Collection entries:
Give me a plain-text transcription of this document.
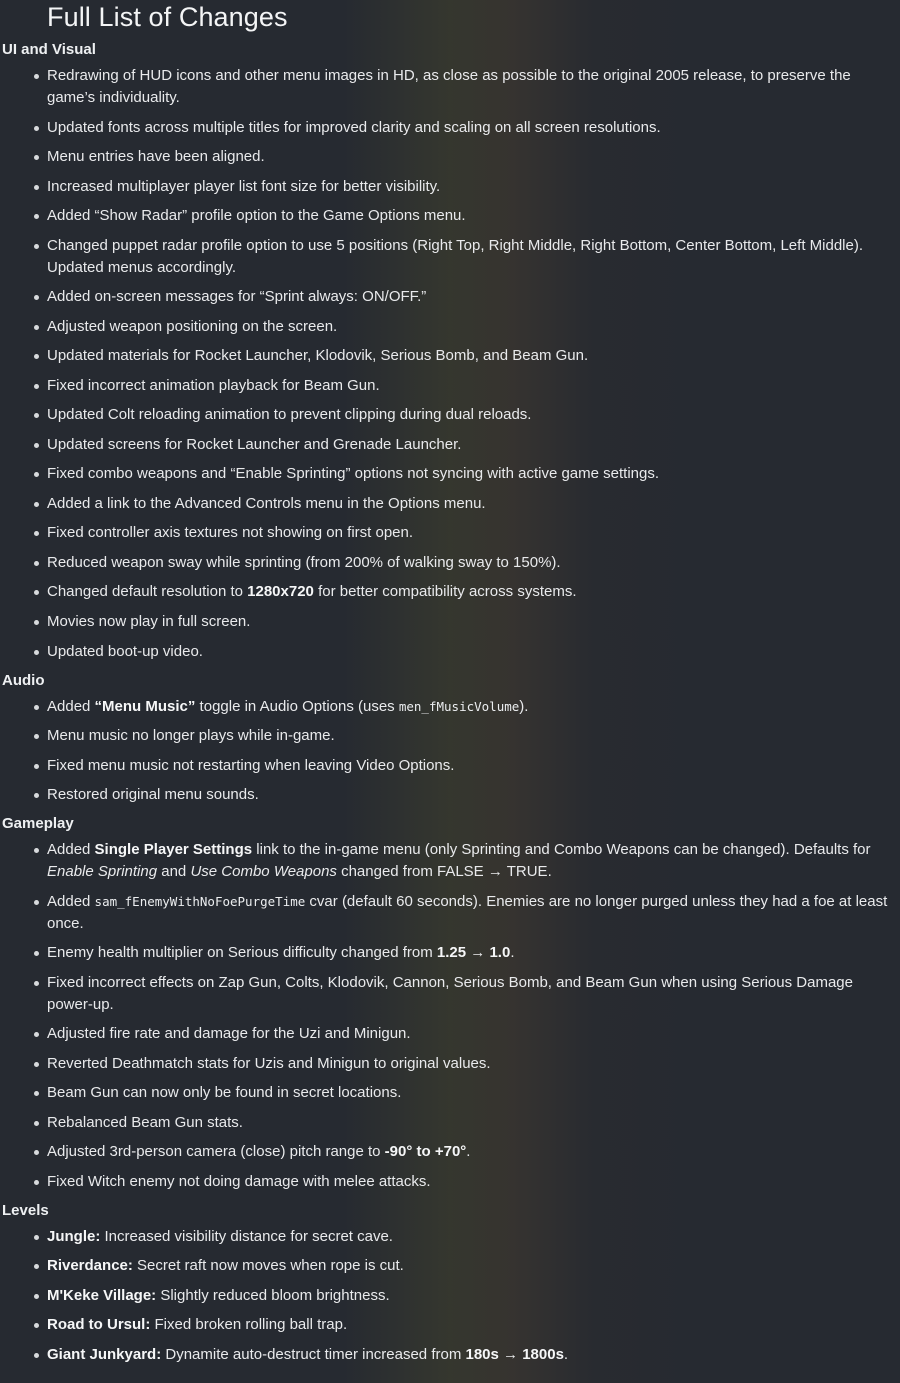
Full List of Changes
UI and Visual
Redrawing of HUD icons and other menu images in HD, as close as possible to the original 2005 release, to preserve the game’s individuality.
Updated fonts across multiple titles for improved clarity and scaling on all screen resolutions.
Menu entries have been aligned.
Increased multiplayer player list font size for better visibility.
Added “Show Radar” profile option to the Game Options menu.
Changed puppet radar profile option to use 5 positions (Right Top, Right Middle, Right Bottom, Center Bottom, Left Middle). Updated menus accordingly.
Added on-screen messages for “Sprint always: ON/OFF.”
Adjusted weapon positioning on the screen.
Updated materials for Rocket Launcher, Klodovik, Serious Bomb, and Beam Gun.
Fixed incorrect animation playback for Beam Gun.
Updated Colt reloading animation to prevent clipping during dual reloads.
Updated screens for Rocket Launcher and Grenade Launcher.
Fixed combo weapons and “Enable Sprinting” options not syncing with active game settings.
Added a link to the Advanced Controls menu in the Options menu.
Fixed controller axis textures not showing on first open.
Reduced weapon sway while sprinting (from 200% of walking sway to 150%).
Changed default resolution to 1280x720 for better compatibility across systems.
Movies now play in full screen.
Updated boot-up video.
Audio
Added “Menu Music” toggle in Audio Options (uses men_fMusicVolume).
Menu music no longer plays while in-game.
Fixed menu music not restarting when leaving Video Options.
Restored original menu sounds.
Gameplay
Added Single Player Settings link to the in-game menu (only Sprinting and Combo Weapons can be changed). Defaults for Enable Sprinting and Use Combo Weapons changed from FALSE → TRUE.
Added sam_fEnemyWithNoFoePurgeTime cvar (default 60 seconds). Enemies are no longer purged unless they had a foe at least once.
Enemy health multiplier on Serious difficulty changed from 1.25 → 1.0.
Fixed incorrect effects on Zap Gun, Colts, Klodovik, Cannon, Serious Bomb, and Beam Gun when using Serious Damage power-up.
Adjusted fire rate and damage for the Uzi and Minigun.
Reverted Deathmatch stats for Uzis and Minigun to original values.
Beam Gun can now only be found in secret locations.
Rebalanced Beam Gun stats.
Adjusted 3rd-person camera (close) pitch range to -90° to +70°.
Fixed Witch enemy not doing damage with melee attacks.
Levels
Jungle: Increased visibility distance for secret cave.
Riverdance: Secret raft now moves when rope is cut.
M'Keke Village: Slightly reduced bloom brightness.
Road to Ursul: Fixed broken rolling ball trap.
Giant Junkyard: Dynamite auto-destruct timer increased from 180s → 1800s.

**EXERCISE OBJECTIVE:**
Return each line from the material above exactly, but not the pictures.

**ANSWER TO THE EXERCISE:**
Give me a plain-text transcription of this document.
Full List of Changes
UI and Visual
Redrawing of HUD icons and other menu images in HD, as close as possible to the original 2005 release, to preserve the game’s individuality.
Updated fonts across multiple titles for improved clarity and scaling on all screen resolutions.
Menu entries have been aligned.
Increased multiplayer player list font size for better visibility.
Added “Show Radar” profile option to the Game Options menu.
Changed puppet radar profile option to use 5 positions (Right Top, Right Middle, Right Bottom, Center Bottom, Left Middle). Updated menus accordingly.
Added on-screen messages for “Sprint always: ON/OFF.”
Adjusted weapon positioning on the screen.
Updated materials for Rocket Launcher, Klodovik, Serious Bomb, and Beam Gun.
Fixed incorrect animation playback for Beam Gun.
Updated Colt reloading animation to prevent clipping during dual reloads.
Updated screens for Rocket Launcher and Grenade Launcher.
Fixed combo weapons and “Enable Sprinting” options not syncing with active game settings.
Added a link to the Advanced Controls menu in the Options menu.
Fixed controller axis textures not showing on first open.
Reduced weapon sway while sprinting (from 200% of walking sway to 150%).
Changed default resolution to 1280x720 for better compatibility across systems.
Movies now play in full screen.
Updated boot-up video.
Audio
Added “Menu Music” toggle in Audio Options (uses men_fMusicVolume).
Menu music no longer plays while in-game.
Fixed menu music not restarting when leaving Video Options.
Restored original menu sounds.
Gameplay
Added Single Player Settings link to the in-game menu (only Sprinting and Combo Weapons can be changed). Defaults for Enable Sprinting and Use Combo Weapons changed from FALSE → TRUE.
Added sam_fEnemyWithNoFoePurgeTime cvar (default 60 seconds). Enemies are no longer purged unless they had a foe at least once.
Enemy health multiplier on Serious difficulty changed from 1.25 → 1.0.
Fixed incorrect effects on Zap Gun, Colts, Klodovik, Cannon, Serious Bomb, and Beam Gun when using Serious Damage power-up.
Adjusted fire rate and damage for the Uzi and Minigun.
Reverted Deathmatch stats for Uzis and Minigun to original values.
Beam Gun can now only be found in secret locations.
Rebalanced Beam Gun stats.
Adjusted 3rd-person camera (close) pitch range to -90° to +70°.
Fixed Witch enemy not doing damage with melee attacks.
Levels
Jungle: Increased visibility distance for secret cave.
Riverdance: Secret raft now moves when rope is cut.
M'Keke Village: Slightly reduced bloom brightness.
Road to Ursul: Fixed broken rolling ball trap.
Giant Junkyard: Dynamite auto-destruct timer increased from 180s → 1800s.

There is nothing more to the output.